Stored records
____________________
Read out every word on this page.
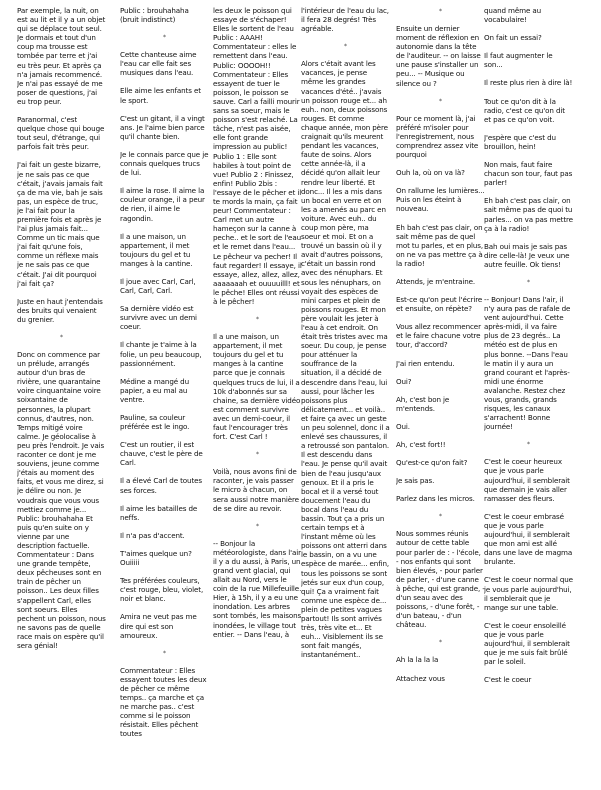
Par exemple, la nuit, on est au lit et il y a un objet qui se déplace tout seul. Je dormais et tout d'un coup ma trousse est tombée par terre et j'ai eu très peur. Et après ça n'a jamais recommencé. Je n'ai pas essayé de me poser de questions, j'ai eu trop peur.

Paranormal, c'est quelque chose qui bouge tout seul, d'étrange, qui parfois fait très peur.

J'ai fait un geste bizarre, je ne sais pas ce que c'était, j'avais jamais fait ça de ma vie, bah je sais pas, un espèce de truc, je l'ai fait pour la première fois et après je l'ai plus jamais fait... Comme un tic mais que j'ai fait qu'une fois, comme un réflexe mais je ne sais pas ce que c'était. J'ai dit pourquoi j'ai fait ça?

Juste en haut j'entendais des bruits qui venaient du grenier.

*

Donc on commence par un prélude, arrangés autour d'un bras de rivière, une quarantaine voire cinquantaine voire soixantaine de personnes, la plupart connus, d'autres, non. Temps mitigé voire calme. Je géolocalise à peu près l'endroit. Je vais raconter ce dont je me souviens, jeune comme j'étais au moment des faits, et vous me direz, si je délire ou non. Je voudrais que vous vous mettiez comme je... Public: brouhahaha Et puis qu'en suite on y vienne par une description factuelle. Commentateur : Dans une grande tempête, deux pêcheuses sont en train de pêcher un poisson.. Les deux filles s'appellent Carl, elles sont soeurs. Elles pechent un poisson, nous ne savons pas de quelle race mais on espère qu'il sera génial!

Public : brouhahaha (bruit indistinct)

*

Cette chanteuse aime l'eau car elle fait ses musiques dans l'eau.

Elle aime les enfants et le sport.

C'est un gitant, il a vingt ans. Je l'aime bien parce qu'il chante bien.

Je le connais parce que je connais quelques trucs de lui.

Il aime la rose. Il aime la couleur orange, il a peur de rien, il aime le ragondin.

Il a une maison, un appartement, il met toujours du gel et tu manges à la cantine.

Il joue avec Carl, Carl, Carl, Carl, Carl.

Sa dernière vidéo est survivre avec un demi coeur.

Il chante je t'aime à la folie, un peu beaucoup, passionnément.

Médine a mangé du papier, a eu mal au ventre.

Pauline, sa couleur préférée est le ingo.

C'est un routier, il est chauve, c'est le père de Carl.

Il a élevé Carl de toutes ses forces.

Il aime les batailles de neffs.

Il n'a pas d'accent.

T'aimes quelque un? Ouiiiii

Tes préférées couleurs, c'est rouge, bleu, violet, noir et blanc.

Amira ne veut pas me dire qui est son amoureux.

*

Commentateur : Elles essayent toutes les deux de pêcher ce même temps.. ça marche et ça ne marche pas.. c'est comme si le poisson résistait. Elles pêchent toutes

les deux le poisson qui essaye de s'échaper! Elles le sortent de l'eau Public : AAAH! Commentateur : elles le remettent dans l'eau. Public: OOOOH!! Commentateur : Elles essayent de tuer le poisson, le poisson se sauve. Carl a failli mourir sans sa soeur, mais le poisson s'est relaché. La tâche, n'est pas aisée, elle font grande impression au public! Publio 1 : Elle sont habiles à tout point de vue! Publio 2 : Finissez, enfin! Publio 2bis : l'essaye de le pêcher et il te mords la main, ça fait peur! Commentateur : Carl met un autre hameçon sur la canne à peche.. et le sort de l'eau et le remet dans l'eau... Le pêcheur va pecher! Il faut regarder! Il essaye, il essaye, allez, allez, allez, aaaaaaah et ouuuuilll! et le pêche! Elles ont réussi à le pêcher!

*

Il a une maison, un appartement, il met toujours du gel et tu manges à la cantine parce que je connais quelques trucs de lui, il a 10k d'abonnés sur sa chaine, sa dernière vidéo est comment survivre avec un demi-coeur, il faut l'encourager très fort. C'est Carl !

*

Voilà, nous avons fini de raconter, je vais passer le micro à chacun, on sera aussi notre manière de se dire au revoir.

*

-- Bonjour la météorologiste, dans l'air il y a du aussi, à Paris, un grand vent glacial, qui allait au Nord, vers le coin de la rue Millefeuille. Hier, à 15h, il y a eu une inondation. Les arbres sont tombés, les maisons inondées, le village tout entier. -- Dans l'eau, à

l'intérieur de l'eau du lac, il fera 28 degrés! Très agréable.

*

Alors c'était avant les vacances, je pense même les grandes vacances d'été.. j'avais un poisson rouge et... ah euh.. non, deux poissons rouges. Et comme chaque année, mon père craignait qu'ils meurent pendant les vacances, faute de soins. Alors cette année-là, il a décidé qu'on allait leur rendre leur liberté. Et donc... Il les a mis dans un bocal en verre et on les a amenés au parc en voiture. Avec euh.. du coup mon père, ma soeur et moi. Et on a trouvé un bassin où il y avait d'autres poissons, c'était un bassin rond avec des nénuphars. Et sous les nénuphars, on voyait des espèces de mini carpes et plein de poissons rouges. Et mon père voulait les jeter à l'eau à cet endroit. On était très tristes avec ma soeur. Du coup, je pense pour atténuer la souffrance de la situation, il a décidé de descendre dans l'eau, lui aussi, pour lâcher les poissons plus délicatement... et voilà.. et faire ça avec un geste un peu solennel, donc il a enlevé ses chaussures, il a retroussé son pantalon. Il est descendu dans l'eau. Je pense qu'il avait bien de l'eau jusqu'aux genoux. Et il a pris le bocal et il a versé tout doucement l'eau du bocal dans l'eau du bassin. Tout ça a pris un certain temps et à l'instant même où les poissons ont atterri dans le bassin, on a vu une espèce de marée... enfin, tous les poissons se sont jetés sur eux d'un coup, qui! Ça a vraiment fait comme une espèce de... plein de petites vagues partout! Ils sont arrivés très, très vite et... Et euh... Visiblement ils se sont fait mangés, instantanément..

*

Ensuite un dernier moment de réflexion en autonomie dans la tête de l'auditeur. -- on laisse une pause s'installer un peu... -- Musique ou silence ou ?

*

Pour ce moment là, j'ai préféré m'isoler pour l'enregistrement, nous comprendrez assez vite pourquoi

Ouh la, où on va là?

On rallume les lumières... Puis on les éteint à nouveau.

Eh bah c'est pas clair, on sait même pas de quel mot tu parles, et en plus, on ne va pas mettre ça à la radio!

Attends, je m'entraine.

Est-ce qu'on peut l'écrire et ensuite, on répète?

Vous allez recommencer et le faire chacune votre tour, d'accord?

J'ai rien entendu.

Oui?

Ah, c'est bon je m'entends.

Oui.

Ah, c'est fort!!

Qu'est-ce qu'on fait?

Je sais pas.

Parlez dans les micros.

*

Nous sommes réunis autour de cette table pour parler de : - l'école, - nos enfants qui sont bien élevés, - pour parler de parler, - d'une canne à pêche, qui est grande, - d'un seau avec des poissons, - d'une forêt, - d'un bateau, - d'un château.

*

Ah la la la la

Attachez vous

quand même au vocabulaire!

On fait un essai?

Il faut augmenter le son...

Il reste plus rien à dire là!

Tout ce qu'on dit à la radio, c'est ce qu'on dit et pas ce qu'on voit.

J'espère que c'est du brouillon, hein!

Non mais, faut faire chacun son tour, faut pas parler!

Eh bah c'est pas clair, on sait même pas de quoi tu parles... on va pas mettre ça à la radio!

Bah oui mais je sais pas dire celle-là! Je veux une autre feuille. Ok tiens!

*

-- Bonjour! Dans l'air, il n'y aura pas de rafale de vent aujourd'hui. Cette après-midi, il va faire plus de 23 degrés.. La météo est de plus en plus bonne. --Dans l'eau le matin il y aura un grand courant et l'après-midi une énorme avalanche. Restez chez vous, grands, grands risques, les canaux s'arrachent! Bonne journée!

*

C'est le coeur heureux que je vous parle aujourd'hui, il semblerait que demain je vais aller ramasser des fleurs.

C'est le coeur embrasé que je vous parle aujourd'hui, il semblerait que mon ami est allé dans une lave de magma brulante.

C'est le coeur normal que je vous parle aujourd'hui, il semblerait que je mange sur une table.

C'est le coeur ensoleillé que je vous parle aujourd'hui, il semblerait que je me suis fait brûlé par le soleil.

C'est le coeur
____________________
▶ _Given problem_
Copy all lines from the material that include "parles".

▶ _Answer_
Eh bah c'est pas clair, on sait même pas de quel mot tu parles, et en plus, on ne va pas mettre ça à la radio!
Eh bah c'est pas clair, on sait même pas de quoi tu parles... on va pas mettre ça à la radio!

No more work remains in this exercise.